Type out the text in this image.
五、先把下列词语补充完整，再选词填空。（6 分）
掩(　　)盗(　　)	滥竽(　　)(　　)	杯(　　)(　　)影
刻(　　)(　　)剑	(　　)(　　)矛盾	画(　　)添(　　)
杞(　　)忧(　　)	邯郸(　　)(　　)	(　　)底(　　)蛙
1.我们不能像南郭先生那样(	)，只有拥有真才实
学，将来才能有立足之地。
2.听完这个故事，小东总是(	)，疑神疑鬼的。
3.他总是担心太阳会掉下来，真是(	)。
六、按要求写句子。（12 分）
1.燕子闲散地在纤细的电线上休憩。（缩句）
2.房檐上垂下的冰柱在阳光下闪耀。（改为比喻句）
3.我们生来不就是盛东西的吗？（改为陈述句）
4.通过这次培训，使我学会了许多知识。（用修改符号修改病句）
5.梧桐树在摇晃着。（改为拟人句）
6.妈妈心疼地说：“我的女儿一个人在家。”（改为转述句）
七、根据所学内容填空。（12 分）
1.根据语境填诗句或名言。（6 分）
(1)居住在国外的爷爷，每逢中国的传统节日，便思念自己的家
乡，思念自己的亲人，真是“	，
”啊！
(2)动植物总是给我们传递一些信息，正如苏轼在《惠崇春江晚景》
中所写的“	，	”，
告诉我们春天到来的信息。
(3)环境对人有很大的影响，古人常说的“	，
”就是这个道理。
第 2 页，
################
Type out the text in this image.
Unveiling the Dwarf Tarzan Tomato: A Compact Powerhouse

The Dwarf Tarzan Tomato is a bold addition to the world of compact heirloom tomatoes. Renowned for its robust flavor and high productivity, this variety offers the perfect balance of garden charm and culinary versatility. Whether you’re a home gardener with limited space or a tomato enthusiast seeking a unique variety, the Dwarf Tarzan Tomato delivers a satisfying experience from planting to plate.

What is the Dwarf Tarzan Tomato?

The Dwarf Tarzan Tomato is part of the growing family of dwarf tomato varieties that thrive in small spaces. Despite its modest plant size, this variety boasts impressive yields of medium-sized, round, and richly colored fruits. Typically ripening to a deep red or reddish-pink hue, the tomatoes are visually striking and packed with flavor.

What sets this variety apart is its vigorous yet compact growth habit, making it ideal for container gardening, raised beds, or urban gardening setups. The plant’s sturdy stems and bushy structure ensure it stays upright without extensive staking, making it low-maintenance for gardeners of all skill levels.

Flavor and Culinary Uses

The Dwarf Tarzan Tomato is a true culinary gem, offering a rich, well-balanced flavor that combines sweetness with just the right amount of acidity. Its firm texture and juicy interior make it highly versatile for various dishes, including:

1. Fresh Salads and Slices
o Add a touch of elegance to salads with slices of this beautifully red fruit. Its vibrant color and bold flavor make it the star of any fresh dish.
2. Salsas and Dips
################
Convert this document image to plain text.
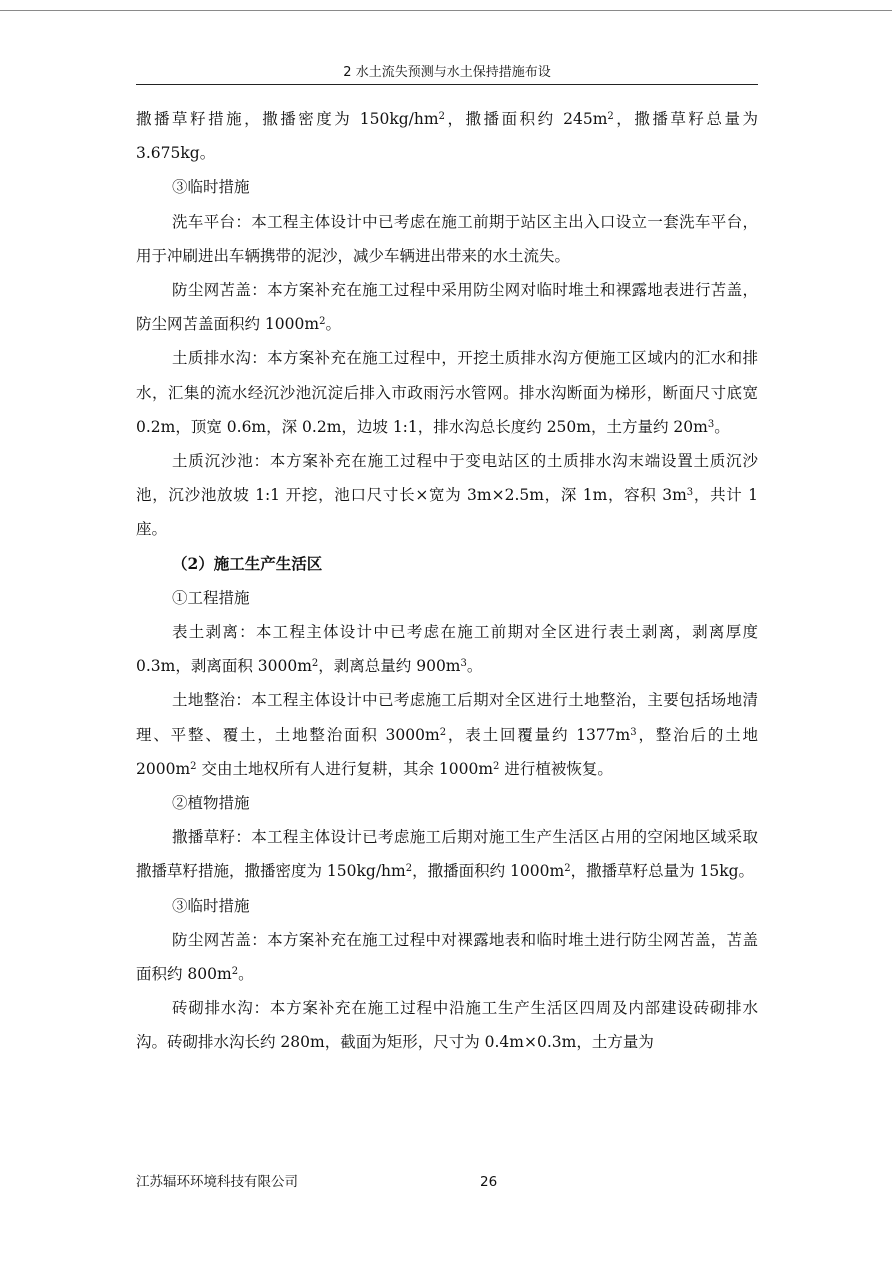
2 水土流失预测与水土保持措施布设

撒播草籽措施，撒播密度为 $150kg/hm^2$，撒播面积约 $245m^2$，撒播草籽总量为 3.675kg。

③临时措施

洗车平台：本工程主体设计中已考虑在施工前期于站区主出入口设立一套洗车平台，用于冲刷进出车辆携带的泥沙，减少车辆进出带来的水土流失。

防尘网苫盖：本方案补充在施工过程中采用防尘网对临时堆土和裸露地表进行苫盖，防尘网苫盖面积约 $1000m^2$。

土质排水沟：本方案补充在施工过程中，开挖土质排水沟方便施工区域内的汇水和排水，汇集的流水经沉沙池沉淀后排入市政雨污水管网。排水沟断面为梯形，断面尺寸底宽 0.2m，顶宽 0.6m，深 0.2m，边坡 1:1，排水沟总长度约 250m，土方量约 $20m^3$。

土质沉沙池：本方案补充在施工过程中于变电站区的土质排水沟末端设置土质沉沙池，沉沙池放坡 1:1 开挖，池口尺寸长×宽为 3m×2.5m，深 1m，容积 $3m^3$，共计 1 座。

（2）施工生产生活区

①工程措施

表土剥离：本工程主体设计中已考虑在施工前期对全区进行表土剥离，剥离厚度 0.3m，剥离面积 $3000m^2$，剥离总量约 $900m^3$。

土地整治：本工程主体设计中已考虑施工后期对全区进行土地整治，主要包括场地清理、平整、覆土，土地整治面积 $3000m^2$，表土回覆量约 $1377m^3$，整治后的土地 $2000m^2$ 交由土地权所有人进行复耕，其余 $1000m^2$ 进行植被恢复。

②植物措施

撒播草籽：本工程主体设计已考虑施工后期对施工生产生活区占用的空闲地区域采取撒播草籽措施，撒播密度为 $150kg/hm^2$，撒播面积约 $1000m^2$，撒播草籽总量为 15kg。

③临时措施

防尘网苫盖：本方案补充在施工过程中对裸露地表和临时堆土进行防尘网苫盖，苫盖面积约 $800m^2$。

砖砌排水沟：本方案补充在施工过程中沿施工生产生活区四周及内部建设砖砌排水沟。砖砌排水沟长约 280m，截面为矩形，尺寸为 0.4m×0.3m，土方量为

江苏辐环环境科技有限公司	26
################
**Problem description:** Find and copy every line in the entries above where the string "撒播草籽总量为" occurs.

**Written answer:**
撒播草籽措施，撒播密度为 $150kg/hm^2$，撒播面积约 $245m^2$，撒播草籽总量为 3.675kg。
撒播草籽：本工程主体设计已考虑施工后期对施工生产生活区占用的空闲地区域采取撒播草籽措施，撒播密度为 $150kg/hm^2$，撒播面积约 $1000m^2$，撒播草籽总量为 15kg。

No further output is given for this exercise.